'''
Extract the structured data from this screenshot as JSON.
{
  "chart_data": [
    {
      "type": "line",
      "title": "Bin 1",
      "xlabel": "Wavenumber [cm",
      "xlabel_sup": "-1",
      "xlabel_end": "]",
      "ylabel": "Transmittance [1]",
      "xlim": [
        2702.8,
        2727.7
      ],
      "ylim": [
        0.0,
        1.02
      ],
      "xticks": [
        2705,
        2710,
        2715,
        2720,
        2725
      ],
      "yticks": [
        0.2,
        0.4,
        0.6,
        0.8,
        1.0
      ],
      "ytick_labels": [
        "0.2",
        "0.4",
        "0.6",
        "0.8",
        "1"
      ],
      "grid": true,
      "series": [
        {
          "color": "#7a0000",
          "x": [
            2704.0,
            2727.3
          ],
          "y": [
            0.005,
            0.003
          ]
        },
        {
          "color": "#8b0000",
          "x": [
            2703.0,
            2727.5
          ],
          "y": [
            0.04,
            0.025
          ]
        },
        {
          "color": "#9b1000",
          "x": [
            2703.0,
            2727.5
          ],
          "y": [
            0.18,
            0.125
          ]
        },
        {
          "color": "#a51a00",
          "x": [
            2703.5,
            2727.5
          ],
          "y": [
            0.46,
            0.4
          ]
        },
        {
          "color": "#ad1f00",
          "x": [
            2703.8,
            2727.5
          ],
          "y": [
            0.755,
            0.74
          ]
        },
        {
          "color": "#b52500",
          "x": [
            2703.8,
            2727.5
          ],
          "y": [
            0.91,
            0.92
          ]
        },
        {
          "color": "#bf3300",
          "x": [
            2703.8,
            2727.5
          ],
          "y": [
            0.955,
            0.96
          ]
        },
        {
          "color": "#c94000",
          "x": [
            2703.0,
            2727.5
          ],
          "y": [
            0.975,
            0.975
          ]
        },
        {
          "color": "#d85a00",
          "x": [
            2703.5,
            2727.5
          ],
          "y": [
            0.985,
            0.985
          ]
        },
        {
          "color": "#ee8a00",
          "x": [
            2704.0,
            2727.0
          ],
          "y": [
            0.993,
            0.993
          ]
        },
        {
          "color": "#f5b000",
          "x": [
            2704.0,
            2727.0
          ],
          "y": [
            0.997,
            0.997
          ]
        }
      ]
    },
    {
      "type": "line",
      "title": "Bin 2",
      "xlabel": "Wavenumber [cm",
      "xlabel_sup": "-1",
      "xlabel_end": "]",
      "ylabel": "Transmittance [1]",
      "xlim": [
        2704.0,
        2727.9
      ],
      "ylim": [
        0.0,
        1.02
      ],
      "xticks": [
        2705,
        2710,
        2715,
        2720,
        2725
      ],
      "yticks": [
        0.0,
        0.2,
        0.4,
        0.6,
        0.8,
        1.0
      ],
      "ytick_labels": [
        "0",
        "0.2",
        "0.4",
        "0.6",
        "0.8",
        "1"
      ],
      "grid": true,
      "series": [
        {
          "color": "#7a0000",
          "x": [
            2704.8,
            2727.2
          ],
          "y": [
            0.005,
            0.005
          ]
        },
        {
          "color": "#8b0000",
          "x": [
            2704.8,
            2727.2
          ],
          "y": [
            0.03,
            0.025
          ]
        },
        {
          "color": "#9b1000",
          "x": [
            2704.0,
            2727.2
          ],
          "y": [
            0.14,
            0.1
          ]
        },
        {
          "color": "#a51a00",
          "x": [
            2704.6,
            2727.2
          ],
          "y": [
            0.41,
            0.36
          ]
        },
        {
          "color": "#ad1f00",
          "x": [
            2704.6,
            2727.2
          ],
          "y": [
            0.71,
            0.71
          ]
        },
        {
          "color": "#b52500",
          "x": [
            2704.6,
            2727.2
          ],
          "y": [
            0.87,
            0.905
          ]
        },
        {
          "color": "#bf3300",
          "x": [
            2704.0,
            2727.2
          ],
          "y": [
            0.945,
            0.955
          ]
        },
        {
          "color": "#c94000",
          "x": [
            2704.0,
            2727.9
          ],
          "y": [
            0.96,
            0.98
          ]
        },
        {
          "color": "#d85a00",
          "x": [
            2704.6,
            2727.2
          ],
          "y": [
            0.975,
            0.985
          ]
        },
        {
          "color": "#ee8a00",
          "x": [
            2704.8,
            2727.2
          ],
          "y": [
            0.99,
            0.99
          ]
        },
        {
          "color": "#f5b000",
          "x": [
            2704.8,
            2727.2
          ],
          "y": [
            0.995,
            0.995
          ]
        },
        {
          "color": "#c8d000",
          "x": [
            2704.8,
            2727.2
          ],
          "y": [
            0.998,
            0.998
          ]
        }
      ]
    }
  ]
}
'''
Output all preceding records character for character.

Extract the structured data from this screenshot as JSON.
{
  "chart_data": [
    {
      "type": "line",
      "title": "Bin 1",
      "xlabel": "Wavenumber [cm",
      "xlabel_sup": "-1",
      "xlabel_end": "]",
      "ylabel": "Transmittance [1]",
      "xlim": [
        2702.8,
        2727.7
      ],
      "ylim": [
        0.0,
        1.02
      ],
      "xticks": [
        2705,
        2710,
        2715,
        2720,
        2725
      ],
      "yticks": [
        0.2,
        0.4,
        0.6,
        0.8,
        1.0
      ],
      "ytick_labels": [
        "0.2",
        "0.4",
        "0.6",
        "0.8",
        "1"
      ],
      "grid": true,
      "series": [
        {
          "color": "#7a0000",
          "x": [
            2704.0,
            2727.3
          ],
          "y": [
            0.005,
            0.003
          ]
        },
        {
          "color": "#8b0000",
          "x": [
            2703.0,
            2727.5
          ],
          "y": [
            0.04,
            0.025
          ]
        },
        {
          "color": "#9b1000",
          "x": [
            2703.0,
            2727.5
          ],
          "y": [
            0.18,
            0.125
          ]
        },
        {
          "color": "#a51a00",
          "x": [
            2703.5,
            2727.5
          ],
          "y": [
            0.46,
            0.4
          ]
        },
        {
          "color": "#ad1f00",
          "x": [
            2703.8,
            2727.5
          ],
          "y": [
            0.755,
            0.74
          ]
        },
        {
          "color": "#b52500",
          "x": [
            2703.8,
            2727.5
          ],
          "y": [
            0.91,
            0.92
          ]
        },
        {
          "color": "#bf3300",
          "x": [
            2703.8,
            2727.5
          ],
          "y": [
            0.955,
            0.96
          ]
        },
        {
          "color": "#c94000",
          "x": [
            2703.0,
            2727.5
          ],
          "y": [
            0.975,
            0.975
          ]
        },
        {
          "color": "#d85a00",
          "x": [
            2703.5,
            2727.5
          ],
          "y": [
            0.985,
            0.985
          ]
        },
        {
          "color": "#ee8a00",
          "x": [
            2704.0,
            2727.0
          ],
          "y": [
            0.993,
            0.993
          ]
        },
        {
          "color": "#f5b000",
          "x": [
            2704.0,
            2727.0
          ],
          "y": [
            0.997,
            0.997
          ]
        }
      ]
    },
    {
      "type": "line",
      "title": "Bin 2",
      "xlabel": "Wavenumber [cm",
      "xlabel_sup": "-1",
      "xlabel_end": "]",
      "ylabel": "Transmittance [1]",
      "xlim": [
        2704.0,
        2727.9
      ],
      "ylim": [
        0.0,
        1.02
      ],
      "xticks": [
        2705,
        2710,
        2715,
        2720,
        2725
      ],
      "yticks": [
        0.0,
        0.2,
        0.4,
        0.6,
        0.8,
        1.0
      ],
      "ytick_labels": [
        "0",
        "0.2",
        "0.4",
        "0.6",
        "0.8",
        "1"
      ],
      "grid": true,
      "series": [
        {
          "color": "#7a0000",
          "x": [
            2704.8,
            2727.2
          ],
          "y": [
            0.005,
            0.005
          ]
        },
        {
          "color": "#8b0000",
          "x": [
            2704.8,
            2727.2
          ],
          "y": [
            0.03,
            0.025
          ]
        },
        {
          "color": "#9b1000",
          "x": [
            2704.0,
            2727.2
          ],
          "y": [
            0.14,
            0.1
          ]
        },
        {
          "color": "#a51a00",
          "x": [
            2704.6,
            2727.2
          ],
          "y": [
            0.41,
            0.36
          ]
        },
        {
          "color": "#ad1f00",
          "x": [
            2704.6,
            2727.2
          ],
          "y": [
            0.71,
            0.71
          ]
        },
        {
          "color": "#b52500",
          "x": [
            2704.6,
            2727.2
          ],
          "y": [
            0.87,
            0.905
          ]
        },
        {
          "color": "#bf3300",
          "x": [
            2704.0,
            2727.2
          ],
          "y": [
            0.945,
            0.955
          ]
        },
        {
          "color": "#c94000",
          "x": [
            2704.0,
            2727.9
          ],
          "y": [
            0.96,
            0.98
          ]
        },
        {
          "color": "#d85a00",
          "x": [
            2704.6,
            2727.2
          ],
          "y": [
            0.975,
            0.985
          ]
        },
        {
          "color": "#ee8a00",
          "x": [
            2704.8,
            2727.2
          ],
          "y": [
            0.99,
            0.99
          ]
        },
        {
          "color": "#f5b000",
          "x": [
            2704.8,
            2727.2
          ],
          "y": [
            0.995,
            0.995
          ]
        },
        {
          "color": "#c8d000",
          "x": [
            2704.8,
            2727.2
          ],
          "y": [
            0.998,
            0.998
          ]
        }
      ]
    }
  ]
}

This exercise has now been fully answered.